**SHORT TASK:**
Reply with one number: the count of lines in the records below that hold "color".

--- begin LISTED RECORDS ---

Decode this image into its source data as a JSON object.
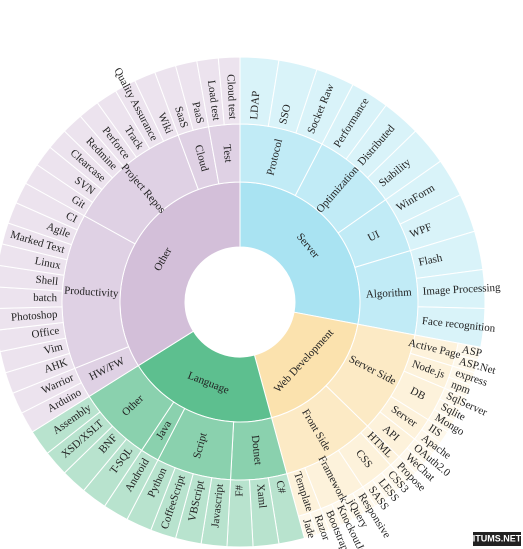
{
  "chart_data": {
    "type": "sunburst",
    "watermark": "ITUMS.NET",
    "nodes": [
      {
        "name": "Server",
        "color": "#a9e3f2",
        "children": [
          {
            "name": "Protocol",
            "children": [
              {
                "name": "LDAP",
                "value": 9
              },
              {
                "name": "SSO",
                "value": 9
              },
              {
                "name": "Socket Raw",
                "value": 9
              }
            ]
          },
          {
            "name": "Optimization",
            "children": [
              {
                "name": "Performance",
                "value": 9
              },
              {
                "name": "Distributed",
                "value": 9
              },
              {
                "name": "Stability",
                "value": 9
              }
            ]
          },
          {
            "name": "UI",
            "children": [
              {
                "name": "WinForm",
                "value": 9
              },
              {
                "name": "WPF",
                "value": 9
              }
            ]
          },
          {
            "name": "Algorithm",
            "children": [
              {
                "name": "Flash",
                "value": 9
              },
              {
                "name": "Image Processing",
                "value": 9
              },
              {
                "name": "Face recognition",
                "value": 9
              }
            ]
          }
        ]
      },
      {
        "name": "Web Development",
        "color": "#fbe2ae",
        "children": [
          {
            "name": "Server Side",
            "children": [
              {
                "name": "Active Page",
                "children": [
                  {
                    "name": "ASP",
                    "value": 3
                  },
                  {
                    "name": "ASP.Net",
                    "value": 3
                  }
                ]
              },
              {
                "name": "Node.js",
                "children": [
                  {
                    "name": "express",
                    "value": 3
                  },
                  {
                    "name": "npm",
                    "value": 3
                  }
                ]
              },
              {
                "name": "DB",
                "children": [
                  {
                    "name": "SqlServer",
                    "value": 3
                  },
                  {
                    "name": "Sqlite",
                    "value": 3
                  },
                  {
                    "name": "Mongo",
                    "value": 3
                  }
                ]
              },
              {
                "name": "Server",
                "children": [
                  {
                    "name": "IIS",
                    "value": 3
                  },
                  {
                    "name": "Apache",
                    "value": 3
                  }
                ]
              },
              {
                "name": "API",
                "children": [
                  {
                    "name": "OAuth2.0",
                    "value": 3
                  },
                  {
                    "name": "WeChat",
                    "value": 3
                  }
                ]
              }
            ]
          },
          {
            "name": "Front Side",
            "children": [
              {
                "name": "HTML",
                "children": [
                  {
                    "name": "Propose",
                    "value": 3
                  }
                ]
              },
              {
                "name": "CSS",
                "children": [
                  {
                    "name": "CSS3",
                    "value": 3
                  },
                  {
                    "name": "LESS",
                    "value": 3
                  },
                  {
                    "name": "SASS",
                    "value": 3
                  }
                ]
              },
              {
                "name": "Framework",
                "children": [
                  {
                    "name": "Responsive",
                    "value": 3
                  },
                  {
                    "name": "jQuery",
                    "value": 3
                  },
                  {
                    "name": "KnockoutJs",
                    "value": 3
                  },
                  {
                    "name": "Bootstrap",
                    "value": 3
                  }
                ]
              },
              {
                "name": "Template",
                "children": [
                  {
                    "name": "Razor",
                    "value": 3
                  },
                  {
                    "name": "Jade",
                    "value": 3
                  }
                ]
              }
            ]
          }
        ]
      },
      {
        "name": "Language",
        "color": "#5dbf8f",
        "children": [
          {
            "name": "Dotnet",
            "children": [
              {
                "name": "C#",
                "value": 6
              },
              {
                "name": "Xaml",
                "value": 6
              },
              {
                "name": "F#",
                "value": 6
              }
            ]
          },
          {
            "name": "Script",
            "children": [
              {
                "name": "Javascript",
                "value": 6
              },
              {
                "name": "VBScript",
                "value": 6
              },
              {
                "name": "CoffeeScript",
                "value": 6
              },
              {
                "name": "Python",
                "value": 6
              }
            ]
          },
          {
            "name": "Java",
            "children": [
              {
                "name": "Android",
                "value": 6
              }
            ]
          },
          {
            "name": "Other",
            "children": [
              {
                "name": "T-SQL",
                "value": 6
              },
              {
                "name": "BNF",
                "value": 6
              },
              {
                "name": "XSD/XSLT",
                "value": 6
              },
              {
                "name": "Assembly",
                "value": 6
              }
            ]
          }
        ]
      },
      {
        "name": "Other",
        "color": "#d3bfd9",
        "children": [
          {
            "name": "HW/FW",
            "children": [
              {
                "name": "Arduino",
                "value": 5
              },
              {
                "name": "Warrior",
                "value": 5
              }
            ]
          },
          {
            "name": "Productivity",
            "children": [
              {
                "name": "AHK",
                "value": 5
              },
              {
                "name": "Vim",
                "value": 5
              },
              {
                "name": "Office",
                "value": 5
              },
              {
                "name": "Photoshop",
                "value": 5
              },
              {
                "name": "batch",
                "value": 5
              },
              {
                "name": "Shell",
                "value": 5
              },
              {
                "name": "Linux",
                "value": 5
              },
              {
                "name": "Marked Text",
                "value": 5
              },
              {
                "name": "Agile",
                "value": 5
              },
              {
                "name": "CI",
                "value": 5
              }
            ]
          },
          {
            "name": "Project Repos",
            "children": [
              {
                "name": "Git",
                "value": 5
              },
              {
                "name": "SVN",
                "value": 5
              },
              {
                "name": "Clearcase",
                "value": 5
              },
              {
                "name": "Redmine",
                "value": 5
              },
              {
                "name": "Perforce",
                "value": 5
              },
              {
                "name": "Track",
                "value": 5
              },
              {
                "name": "Quality Assurance",
                "value": 5
              },
              {
                "name": "Wiki",
                "value": 5
              }
            ]
          },
          {
            "name": "Cloud",
            "children": [
              {
                "name": "SaaS",
                "value": 5
              },
              {
                "name": "PaaS",
                "value": 5
              }
            ]
          },
          {
            "name": "Test",
            "children": [
              {
                "name": "Load test",
                "value": 5
              },
              {
                "name": "Cloud test",
                "value": 5
              }
            ]
          }
        ]
      }
    ]
  }
}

--- end LISTED RECORDS ---

**RESPONSE:**
4